* Begin Record excerpts *
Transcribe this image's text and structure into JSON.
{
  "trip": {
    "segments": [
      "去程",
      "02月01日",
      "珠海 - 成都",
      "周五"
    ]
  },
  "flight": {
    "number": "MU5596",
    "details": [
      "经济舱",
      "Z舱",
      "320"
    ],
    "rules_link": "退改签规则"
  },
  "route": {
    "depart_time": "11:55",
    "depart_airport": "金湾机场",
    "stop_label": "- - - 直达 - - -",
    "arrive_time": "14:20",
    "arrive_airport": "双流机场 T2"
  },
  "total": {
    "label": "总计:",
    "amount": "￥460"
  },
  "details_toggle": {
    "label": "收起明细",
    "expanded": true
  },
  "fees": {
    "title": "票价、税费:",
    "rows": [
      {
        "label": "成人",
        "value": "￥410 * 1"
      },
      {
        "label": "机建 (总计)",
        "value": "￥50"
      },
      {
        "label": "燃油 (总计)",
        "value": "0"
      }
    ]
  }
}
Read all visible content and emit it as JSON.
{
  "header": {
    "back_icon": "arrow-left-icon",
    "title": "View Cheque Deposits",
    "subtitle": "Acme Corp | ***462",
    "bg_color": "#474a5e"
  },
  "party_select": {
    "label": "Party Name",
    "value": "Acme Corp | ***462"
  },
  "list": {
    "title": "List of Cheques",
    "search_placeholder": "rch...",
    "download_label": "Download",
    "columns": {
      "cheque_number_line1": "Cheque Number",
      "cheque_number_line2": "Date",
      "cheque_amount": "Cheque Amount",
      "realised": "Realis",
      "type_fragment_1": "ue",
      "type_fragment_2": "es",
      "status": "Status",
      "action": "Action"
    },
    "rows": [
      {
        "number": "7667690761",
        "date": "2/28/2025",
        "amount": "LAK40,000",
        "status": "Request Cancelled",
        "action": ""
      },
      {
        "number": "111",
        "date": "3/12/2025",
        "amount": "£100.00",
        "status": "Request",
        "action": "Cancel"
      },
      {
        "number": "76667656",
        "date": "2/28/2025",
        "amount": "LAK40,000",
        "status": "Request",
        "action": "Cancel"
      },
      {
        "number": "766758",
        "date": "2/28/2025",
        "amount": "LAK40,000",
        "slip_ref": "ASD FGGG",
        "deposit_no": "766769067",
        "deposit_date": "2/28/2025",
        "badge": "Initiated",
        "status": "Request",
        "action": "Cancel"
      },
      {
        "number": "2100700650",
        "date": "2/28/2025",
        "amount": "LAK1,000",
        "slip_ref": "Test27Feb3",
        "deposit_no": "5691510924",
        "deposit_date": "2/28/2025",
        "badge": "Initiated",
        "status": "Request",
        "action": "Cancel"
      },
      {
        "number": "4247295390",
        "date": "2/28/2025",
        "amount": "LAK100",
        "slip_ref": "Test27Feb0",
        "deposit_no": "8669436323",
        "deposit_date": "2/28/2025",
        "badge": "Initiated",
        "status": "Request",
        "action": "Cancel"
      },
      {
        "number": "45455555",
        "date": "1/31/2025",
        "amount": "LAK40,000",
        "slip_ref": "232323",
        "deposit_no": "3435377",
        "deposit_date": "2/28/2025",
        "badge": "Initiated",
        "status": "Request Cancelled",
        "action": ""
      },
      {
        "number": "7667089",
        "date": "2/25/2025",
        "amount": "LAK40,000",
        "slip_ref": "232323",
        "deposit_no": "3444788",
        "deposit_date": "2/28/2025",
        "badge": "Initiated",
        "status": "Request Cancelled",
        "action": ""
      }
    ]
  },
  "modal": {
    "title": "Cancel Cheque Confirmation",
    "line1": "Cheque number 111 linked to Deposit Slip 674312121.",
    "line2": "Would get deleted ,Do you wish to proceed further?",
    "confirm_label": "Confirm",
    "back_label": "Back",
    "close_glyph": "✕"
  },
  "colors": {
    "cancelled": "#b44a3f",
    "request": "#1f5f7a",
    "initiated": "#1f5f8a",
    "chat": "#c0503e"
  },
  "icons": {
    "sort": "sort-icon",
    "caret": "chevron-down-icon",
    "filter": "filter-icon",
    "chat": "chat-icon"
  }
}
* End Record excerpts *
* _What is needed_
Extract each entry in full and write it down exactly.

* _Worked solution_
Transcribe this image's text and structure into JSON.
{
  "trip": {
    "segments": [
      "去程",
      "02月01日",
      "珠海 - 成都",
      "周五"
    ]
  },
  "flight": {
    "number": "MU5596",
    "details": [
      "经济舱",
      "Z舱",
      "320"
    ],
    "rules_link": "退改签规则"
  },
  "route": {
    "depart_time": "11:55",
    "depart_airport": "金湾机场",
    "stop_label": "- - - 直达 - - -",
    "arrive_time": "14:20",
    "arrive_airport": "双流机场 T2"
  },
  "total": {
    "label": "总计:",
    "amount": "￥460"
  },
  "details_toggle": {
    "label": "收起明细",
    "expanded": true
  },
  "fees": {
    "title": "票价、税费:",
    "rows": [
      {
        "label": "成人",
        "value": "￥410 * 1"
      },
      {
        "label": "机建 (总计)",
        "value": "￥50"
      },
      {
        "label": "燃油 (总计)",
        "value": "0"
      }
    ]
  }
}
Read all visible content and emit it as JSON.
{
  "header": {
    "back_icon": "arrow-left-icon",
    "title": "View Cheque Deposits",
    "subtitle": "Acme Corp | ***462",
    "bg_color": "#474a5e"
  },
  "party_select": {
    "label": "Party Name",
    "value": "Acme Corp | ***462"
  },
  "list": {
    "title": "List of Cheques",
    "search_placeholder": "rch...",
    "download_label": "Download",
    "columns": {
      "cheque_number_line1": "Cheque Number",
      "cheque_number_line2": "Date",
      "cheque_amount": "Cheque Amount",
      "realised": "Realis",
      "type_fragment_1": "ue",
      "type_fragment_2": "es",
      "status": "Status",
      "action": "Action"
    },
    "rows": [
      {
        "number": "7667690761",
        "date": "2/28/2025",
        "amount": "LAK40,000",
        "status": "Request Cancelled",
        "action": ""
      },
      {
        "number": "111",
        "date": "3/12/2025",
        "amount": "£100.00",
        "status": "Request",
        "action": "Cancel"
      },
      {
        "number": "76667656",
        "date": "2/28/2025",
        "amount": "LAK40,000",
        "status": "Request",
        "action": "Cancel"
      },
      {
        "number": "766758",
        "date": "2/28/2025",
        "amount": "LAK40,000",
        "slip_ref": "ASD FGGG",
        "deposit_no": "766769067",
        "deposit_date": "2/28/2025",
        "badge": "Initiated",
        "status": "Request",
        "action": "Cancel"
      },
      {
        "number": "2100700650",
        "date": "2/28/2025",
        "amount": "LAK1,000",
        "slip_ref": "Test27Feb3",
        "deposit_no": "5691510924",
        "deposit_date": "2/28/2025",
        "badge": "Initiated",
        "status": "Request",
        "action": "Cancel"
      },
      {
        "number": "4247295390",
        "date": "2/28/2025",
        "amount": "LAK100",
        "slip_ref": "Test27Feb0",
        "deposit_no": "8669436323",
        "deposit_date": "2/28/2025",
        "badge": "Initiated",
        "status": "Request",
        "action": "Cancel"
      },
      {
        "number": "45455555",
        "date": "1/31/2025",
        "amount": "LAK40,000",
        "slip_ref": "232323",
        "deposit_no": "3435377",
        "deposit_date": "2/28/2025",
        "badge": "Initiated",
        "status": "Request Cancelled",
        "action": ""
      },
      {
        "number": "7667089",
        "date": "2/25/2025",
        "amount": "LAK40,000",
        "slip_ref": "232323",
        "deposit_no": "3444788",
        "deposit_date": "2/28/2025",
        "badge": "Initiated",
        "status": "Request Cancelled",
        "action": ""
      }
    ]
  },
  "modal": {
    "title": "Cancel Cheque Confirmation",
    "line1": "Cheque number 111 linked to Deposit Slip 674312121.",
    "line2": "Would get deleted ,Do you wish to proceed further?",
    "confirm_label": "Confirm",
    "back_label": "Back",
    "close_glyph": "✕"
  },
  "colors": {
    "cancelled": "#b44a3f",
    "request": "#1f5f7a",
    "initiated": "#1f5f8a",
    "chat": "#c0503e"
  },
  "icons": {
    "sort": "sort-icon",
    "caret": "chevron-down-icon",
    "filter": "filter-icon",
    "chat": "chat-icon"
  }
}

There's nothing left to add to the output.